Retype all the records with nothing changed.

[Saved entries]
* start *

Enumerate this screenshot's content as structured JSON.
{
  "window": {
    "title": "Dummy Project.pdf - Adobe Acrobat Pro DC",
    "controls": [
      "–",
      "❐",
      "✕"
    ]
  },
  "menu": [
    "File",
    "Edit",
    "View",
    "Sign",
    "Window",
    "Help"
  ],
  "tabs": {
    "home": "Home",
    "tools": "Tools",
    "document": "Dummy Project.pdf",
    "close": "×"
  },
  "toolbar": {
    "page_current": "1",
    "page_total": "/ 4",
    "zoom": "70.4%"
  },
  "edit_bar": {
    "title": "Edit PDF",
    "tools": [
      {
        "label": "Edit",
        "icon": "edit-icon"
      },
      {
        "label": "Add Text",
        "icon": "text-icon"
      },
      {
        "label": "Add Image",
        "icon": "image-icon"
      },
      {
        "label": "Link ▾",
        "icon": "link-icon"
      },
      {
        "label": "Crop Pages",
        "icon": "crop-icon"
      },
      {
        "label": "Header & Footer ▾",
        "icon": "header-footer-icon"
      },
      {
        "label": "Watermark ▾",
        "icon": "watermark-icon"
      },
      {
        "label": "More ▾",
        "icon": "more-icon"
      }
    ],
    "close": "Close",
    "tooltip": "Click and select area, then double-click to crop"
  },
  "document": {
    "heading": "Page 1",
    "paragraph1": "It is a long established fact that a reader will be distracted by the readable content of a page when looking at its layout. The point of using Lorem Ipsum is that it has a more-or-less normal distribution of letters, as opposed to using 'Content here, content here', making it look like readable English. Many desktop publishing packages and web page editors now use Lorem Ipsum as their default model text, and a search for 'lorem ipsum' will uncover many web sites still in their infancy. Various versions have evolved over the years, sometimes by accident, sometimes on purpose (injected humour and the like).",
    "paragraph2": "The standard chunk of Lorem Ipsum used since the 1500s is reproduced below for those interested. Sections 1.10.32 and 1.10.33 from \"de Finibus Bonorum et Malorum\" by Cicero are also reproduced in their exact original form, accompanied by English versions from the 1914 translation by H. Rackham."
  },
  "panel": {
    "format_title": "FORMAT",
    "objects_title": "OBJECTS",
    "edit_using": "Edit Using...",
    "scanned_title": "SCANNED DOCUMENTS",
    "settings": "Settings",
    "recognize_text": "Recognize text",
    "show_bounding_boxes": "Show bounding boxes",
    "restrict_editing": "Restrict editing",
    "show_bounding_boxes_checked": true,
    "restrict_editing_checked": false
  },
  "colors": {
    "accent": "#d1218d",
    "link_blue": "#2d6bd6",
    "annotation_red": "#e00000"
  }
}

* end *

• **TASK OUTPUT**:
Enumerate this screenshot's content as structured JSON.
{
  "window": {
    "title": "Dummy Project.pdf - Adobe Acrobat Pro DC",
    "controls": [
      "–",
      "❐",
      "✕"
    ]
  },
  "menu": [
    "File",
    "Edit",
    "View",
    "Sign",
    "Window",
    "Help"
  ],
  "tabs": {
    "home": "Home",
    "tools": "Tools",
    "document": "Dummy Project.pdf",
    "close": "×"
  },
  "toolbar": {
    "page_current": "1",
    "page_total": "/ 4",
    "zoom": "70.4%"
  },
  "edit_bar": {
    "title": "Edit PDF",
    "tools": [
      {
        "label": "Edit",
        "icon": "edit-icon"
      },
      {
        "label": "Add Text",
        "icon": "text-icon"
      },
      {
        "label": "Add Image",
        "icon": "image-icon"
      },
      {
        "label": "Link ▾",
        "icon": "link-icon"
      },
      {
        "label": "Crop Pages",
        "icon": "crop-icon"
      },
      {
        "label": "Header & Footer ▾",
        "icon": "header-footer-icon"
      },
      {
        "label": "Watermark ▾",
        "icon": "watermark-icon"
      },
      {
        "label": "More ▾",
        "icon": "more-icon"
      }
    ],
    "close": "Close",
    "tooltip": "Click and select area, then double-click to crop"
  },
  "document": {
    "heading": "Page 1",
    "paragraph1": "It is a long established fact that a reader will be distracted by the readable content of a page when looking at its layout. The point of using Lorem Ipsum is that it has a more-or-less normal distribution of letters, as opposed to using 'Content here, content here', making it look like readable English. Many desktop publishing packages and web page editors now use Lorem Ipsum as their default model text, and a search for 'lorem ipsum' will uncover many web sites still in their infancy. Various versions have evolved over the years, sometimes by accident, sometimes on purpose (injected humour and the like).",
    "paragraph2": "The standard chunk of Lorem Ipsum used since the 1500s is reproduced below for those interested. Sections 1.10.32 and 1.10.33 from \"de Finibus Bonorum et Malorum\" by Cicero are also reproduced in their exact original form, accompanied by English versions from the 1914 translation by H. Rackham."
  },
  "panel": {
    "format_title": "FORMAT",
    "objects_title": "OBJECTS",
    "edit_using": "Edit Using...",
    "scanned_title": "SCANNED DOCUMENTS",
    "settings": "Settings",
    "recognize_text": "Recognize text",
    "show_bounding_boxes": "Show bounding boxes",
    "restrict_editing": "Restrict editing",
    "show_bounding_boxes_checked": true,
    "restrict_editing_checked": false
  },
  "colors": {
    "accent": "#d1218d",
    "link_blue": "#2d6bd6",
    "annotation_red": "#e00000"
  }
}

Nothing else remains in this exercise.